- **TASK DETAILS**: Can you rewrite the lines of the material from the one with "table-row [0,159,474,181]" through the one with "laplace-transform [225,543,386,555]", replacing "time-function" with "time-expression" and keeping everything else the same?

Image-based layout entries:
********

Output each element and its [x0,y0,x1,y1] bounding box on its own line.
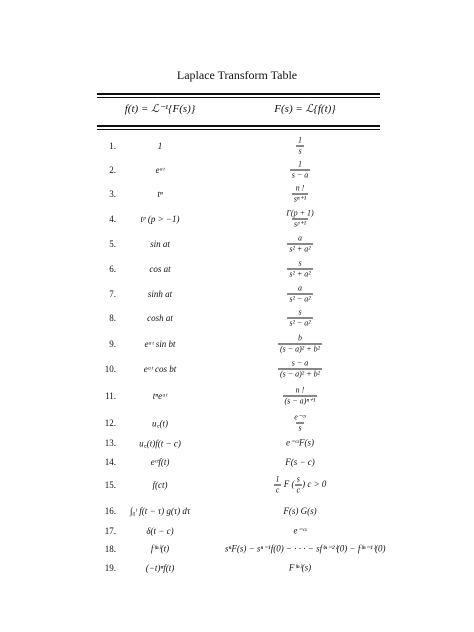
table-row [0,159,474,181]
time-function: (−t)ⁿf(t) [145,563,175,573]
row-number: 9. [109,339,116,349]
time-function: f⁽ⁿ⁾(t) [150,543,170,554]
fraction [287,284,312,305]
row-number: 4. [109,214,116,224]
laplace-transform [225,284,375,305]
laplace-transform [225,184,375,205]
fraction-numerator: 1 [275,474,280,484]
fraction-numerator: s [296,474,300,484]
laplace-transform [225,359,375,380]
transform-text: F(s) G(s) [283,506,317,516]
table-row [0,451,474,473]
laplace-transform [225,160,375,181]
table-row [0,258,474,280]
row-number: 1. [109,141,116,151]
table-row [0,412,474,434]
fraction [292,413,308,434]
fraction [287,259,312,280]
fraction [287,234,312,255]
laplace-transform [225,457,375,467]
fraction-numerator: a [298,233,302,243]
laplace-transform [225,413,375,434]
header-inverse: f(t) = ℒ⁻¹{F(s)} [124,103,196,115]
fraction-numerator: s [298,258,302,268]
top-rule-thin [97,97,380,98]
time-function: f(ct) [152,480,168,490]
transform-text: e⁻ᶜˢF(s) [285,437,314,448]
table-row [0,307,474,329]
fraction-denominator: sⁿ⁺¹ [293,194,307,204]
laplace-transform [225,563,375,574]
laplace-transform [225,543,386,555]
row-number: 2. [109,165,116,175]
laplace-transform [225,308,375,329]
transform-text: F⁽ⁿ⁾(s) [288,562,312,573]
table-row [0,557,474,579]
condition: ) c > 0 [302,479,327,490]
row-number: 11. [105,391,116,401]
row-number: 3. [109,189,116,199]
fraction-numerator: n ! [295,385,305,395]
fraction-numerator: n ! [295,183,305,193]
laplace-transform [225,136,375,157]
time-function: cosh at [147,313,173,323]
row-number: 16. [104,506,116,516]
fraction-denominator: s [298,423,302,433]
table-row [0,333,474,355]
time-function: tⁿ [157,189,163,199]
header-rule-thin [97,129,380,130]
laplace-transform [225,526,375,537]
time-function: eᵃᵗ [155,165,165,175]
fraction-numerator: a [298,283,302,293]
fraction-denominator: (s − a)² + b² [279,369,321,379]
fraction-denominator: c [296,485,301,495]
row-number: 10. [104,364,116,374]
row-number: 17. [104,526,116,536]
laplace-transform [225,209,375,230]
time-function: tᵖ (p > −1) [140,214,180,224]
time-function: cos at [149,264,171,274]
table-row [0,135,474,157]
laplace-transform [225,259,375,280]
row-number: 5. [109,239,116,249]
fraction-numerator: 1 [298,135,302,145]
transform-text: F(s − c) [285,457,315,467]
laplace-transform [225,334,375,355]
fraction [290,160,311,181]
laplace-transform [225,506,375,516]
time-function: sinh at [147,289,173,299]
fraction-denominator: s [298,146,302,156]
table-row [0,474,474,496]
table-row [0,358,474,380]
time-function: 1 [157,141,163,151]
row-number: 7. [109,289,116,299]
header-transform: F(s) = ℒ{f(t)} [274,103,336,115]
fraction-numerator: s − a [291,358,309,368]
fraction [278,334,322,355]
time-function: ∫₀ᵗ f(t − τ) g(τ) dτ [129,506,191,516]
table-row [0,233,474,255]
fraction-numerator: s [298,307,302,317]
row-number: 12. [104,418,116,428]
fraction-numerator: b [297,333,302,343]
fraction [283,386,318,407]
fraction-numerator: e⁻ᶜˢ [294,412,306,422]
table-row [0,183,474,205]
fraction-numerator: 1 [297,159,302,169]
time-function: eᶜᵗf(t) [150,457,170,467]
fraction [296,136,304,157]
fraction [292,184,308,205]
fraction [278,359,322,380]
time-function: u꜀(t) [151,418,169,429]
fraction-denominator: s² + a² [289,269,311,279]
top-rule [97,93,380,95]
fraction-denominator: sᵖ⁺¹ [294,219,306,229]
time-function: eᵃᵗ cos bt [143,364,177,374]
fraction-denominator: (s − a)ⁿ⁺¹ [284,396,316,406]
row-number: 14. [104,457,116,467]
time-function: sin at [150,239,170,249]
fraction-denominator: (s − a)² + b² [279,344,321,354]
time-function: u꜀(t)f(t − c) [139,438,181,449]
laplace-transform [225,475,375,496]
table-row [0,385,474,407]
row-number: 15. [104,480,116,490]
transform-text: sⁿF(s) − sⁿ⁻¹f(0) − · · · − sf⁽ⁿ⁻²⁾(0) − f⁽ⁿ⁻¹⁾(0) [225,543,386,554]
fraction-numerator: Γ(p + 1) [286,208,314,218]
function-symbol: F ( [281,479,295,490]
time-function: δ(t − c) [146,526,174,536]
transform-text: e⁻ᶜˢ [293,525,307,536]
row-number: 13. [104,438,116,448]
fraction [287,308,312,329]
row-number: 8. [109,313,116,323]
table-row [0,208,474,230]
scale-fraction [274,475,282,496]
row-number: 18. [104,544,116,554]
table-row [0,500,474,522]
fraction-denominator: s² − a² [289,318,311,328]
laplace-transform [225,234,375,255]
fraction-denominator: s² − a² [289,294,311,304]
fraction-denominator: s² + a² [289,244,311,254]
row-number: 19. [104,563,116,573]
table-row [0,283,474,305]
header-rule [97,125,380,127]
laplace-transform [225,386,375,407]
fraction [284,209,315,230]
time-function: tⁿeᵃᵗ [152,391,168,401]
argument-fraction [295,475,303,496]
row-number: 6. [109,264,116,274]
fraction-denominator: s − a [291,170,309,180]
laplace-transform [225,438,375,449]
time-function: eᵃᵗ sin bt [144,339,176,349]
page-title: Laplace Transform Table [176,68,298,82]
fraction-denominator: c [275,485,280,495]
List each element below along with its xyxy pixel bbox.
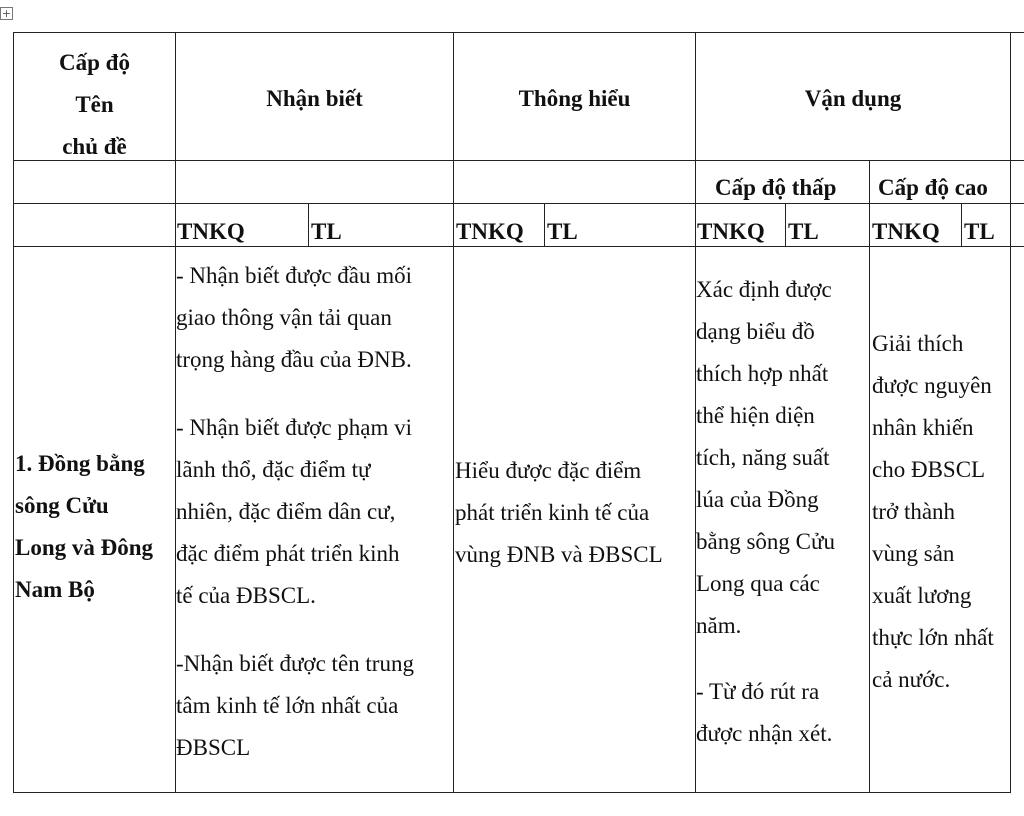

********

- **COMPLETED TASK**:
table-row [0,159,474,181]
time-expression: (−t)ⁿf(t) [145,563,175,573]
row-number: 9. [109,339,116,349]
time-expression: f⁽ⁿ⁾(t) [150,543,170,554]
fraction [287,284,312,305]
row-number: 4. [109,214,116,224]
laplace-transform [225,284,375,305]
laplace-transform [225,184,375,205]
fraction-numerator: 1 [275,474,280,484]
fraction-numerator: s [296,474,300,484]
laplace-transform [225,359,375,380]
transform-text: F(s) G(s) [283,506,317,516]
table-row [0,451,474,473]
laplace-transform [225,160,375,181]
table-row [0,258,474,280]
row-number: 1. [109,141,116,151]
table-row [0,412,474,434]
fraction [292,413,308,434]
fraction [287,259,312,280]
fraction [287,234,312,255]
laplace-transform [225,457,375,467]
fraction-numerator: a [298,233,302,243]
laplace-transform [225,413,375,434]
header-inverse: f(t) = ℒ⁻¹{F(s)} [124,103,196,115]
fraction-numerator: s [298,258,302,268]
top-rule-thin [97,97,380,98]
time-expression: f(ct) [152,480,168,490]
transform-text: e⁻ᶜˢF(s) [285,437,314,448]
table-row [0,307,474,329]
fraction-denominator: sⁿ⁺¹ [293,194,307,204]
laplace-transform [225,563,375,574]
laplace-transform [225,543,386,555]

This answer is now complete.